>> Begin Raw data
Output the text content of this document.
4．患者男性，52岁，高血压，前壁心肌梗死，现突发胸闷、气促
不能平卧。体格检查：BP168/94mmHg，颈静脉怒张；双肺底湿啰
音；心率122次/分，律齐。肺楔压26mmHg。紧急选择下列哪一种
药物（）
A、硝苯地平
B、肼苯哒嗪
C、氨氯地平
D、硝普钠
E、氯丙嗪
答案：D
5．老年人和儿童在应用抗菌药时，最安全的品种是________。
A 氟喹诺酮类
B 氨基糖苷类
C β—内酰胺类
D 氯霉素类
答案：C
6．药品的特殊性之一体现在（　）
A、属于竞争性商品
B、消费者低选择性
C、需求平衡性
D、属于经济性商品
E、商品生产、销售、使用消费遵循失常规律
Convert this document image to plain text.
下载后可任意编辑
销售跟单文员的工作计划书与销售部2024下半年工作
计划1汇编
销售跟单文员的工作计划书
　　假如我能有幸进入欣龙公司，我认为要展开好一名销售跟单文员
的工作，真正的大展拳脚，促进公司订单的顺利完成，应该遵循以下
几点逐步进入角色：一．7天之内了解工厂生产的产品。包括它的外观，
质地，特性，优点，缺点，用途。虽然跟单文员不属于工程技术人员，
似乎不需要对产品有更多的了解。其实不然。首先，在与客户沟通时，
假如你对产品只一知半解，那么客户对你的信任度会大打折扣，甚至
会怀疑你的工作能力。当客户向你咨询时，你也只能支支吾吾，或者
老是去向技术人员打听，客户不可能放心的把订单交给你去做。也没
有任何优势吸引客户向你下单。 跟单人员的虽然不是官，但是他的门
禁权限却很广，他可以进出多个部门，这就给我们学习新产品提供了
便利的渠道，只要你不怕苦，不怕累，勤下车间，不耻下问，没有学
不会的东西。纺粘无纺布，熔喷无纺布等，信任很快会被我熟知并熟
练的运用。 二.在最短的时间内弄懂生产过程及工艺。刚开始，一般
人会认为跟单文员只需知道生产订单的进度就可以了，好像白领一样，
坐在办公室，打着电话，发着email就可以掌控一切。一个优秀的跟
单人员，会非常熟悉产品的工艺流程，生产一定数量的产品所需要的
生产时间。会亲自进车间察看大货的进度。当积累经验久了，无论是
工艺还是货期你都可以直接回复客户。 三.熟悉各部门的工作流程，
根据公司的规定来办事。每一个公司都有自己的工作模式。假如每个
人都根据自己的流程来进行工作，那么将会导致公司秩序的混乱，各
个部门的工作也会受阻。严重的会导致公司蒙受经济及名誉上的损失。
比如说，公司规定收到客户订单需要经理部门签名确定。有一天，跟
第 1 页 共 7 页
>> End Raw data
__Exercise instructions__. Repeat every line of the data, exactly and in full.

__Exercise result__.
Output the text content of this document.
4．患者男性，52岁，高血压，前壁心肌梗死，现突发胸闷、气促
不能平卧。体格检查：BP168/94mmHg，颈静脉怒张；双肺底湿啰
音；心率122次/分，律齐。肺楔压26mmHg。紧急选择下列哪一种
药物（）
A、硝苯地平
B、肼苯哒嗪
C、氨氯地平
D、硝普钠
E、氯丙嗪
答案：D
5．老年人和儿童在应用抗菌药时，最安全的品种是________。
A 氟喹诺酮类
B 氨基糖苷类
C β—内酰胺类
D 氯霉素类
答案：C
6．药品的特殊性之一体现在（　）
A、属于竞争性商品
B、消费者低选择性
C、需求平衡性
D、属于经济性商品
E、商品生产、销售、使用消费遵循失常规律
Convert this document image to plain text.
下载后可任意编辑
销售跟单文员的工作计划书与销售部2024下半年工作
计划1汇编
销售跟单文员的工作计划书
　　假如我能有幸进入欣龙公司，我认为要展开好一名销售跟单文员
的工作，真正的大展拳脚，促进公司订单的顺利完成，应该遵循以下
几点逐步进入角色：一．7天之内了解工厂生产的产品。包括它的外观，
质地，特性，优点，缺点，用途。虽然跟单文员不属于工程技术人员，
似乎不需要对产品有更多的了解。其实不然。首先，在与客户沟通时，
假如你对产品只一知半解，那么客户对你的信任度会大打折扣，甚至
会怀疑你的工作能力。当客户向你咨询时，你也只能支支吾吾，或者
老是去向技术人员打听，客户不可能放心的把订单交给你去做。也没
有任何优势吸引客户向你下单。 跟单人员的虽然不是官，但是他的门
禁权限却很广，他可以进出多个部门，这就给我们学习新产品提供了
便利的渠道，只要你不怕苦，不怕累，勤下车间，不耻下问，没有学
不会的东西。纺粘无纺布，熔喷无纺布等，信任很快会被我熟知并熟
练的运用。 二.在最短的时间内弄懂生产过程及工艺。刚开始，一般
人会认为跟单文员只需知道生产订单的进度就可以了，好像白领一样，
坐在办公室，打着电话，发着email就可以掌控一切。一个优秀的跟
单人员，会非常熟悉产品的工艺流程，生产一定数量的产品所需要的
生产时间。会亲自进车间察看大货的进度。当积累经验久了，无论是
工艺还是货期你都可以直接回复客户。 三.熟悉各部门的工作流程，
根据公司的规定来办事。每一个公司都有自己的工作模式。假如每个
人都根据自己的流程来进行工作，那么将会导致公司秩序的混乱，各
个部门的工作也会受阻。严重的会导致公司蒙受经济及名誉上的损失。
比如说，公司规定收到客户订单需要经理部门签名确定。有一天，跟
第 1 页 共 7 页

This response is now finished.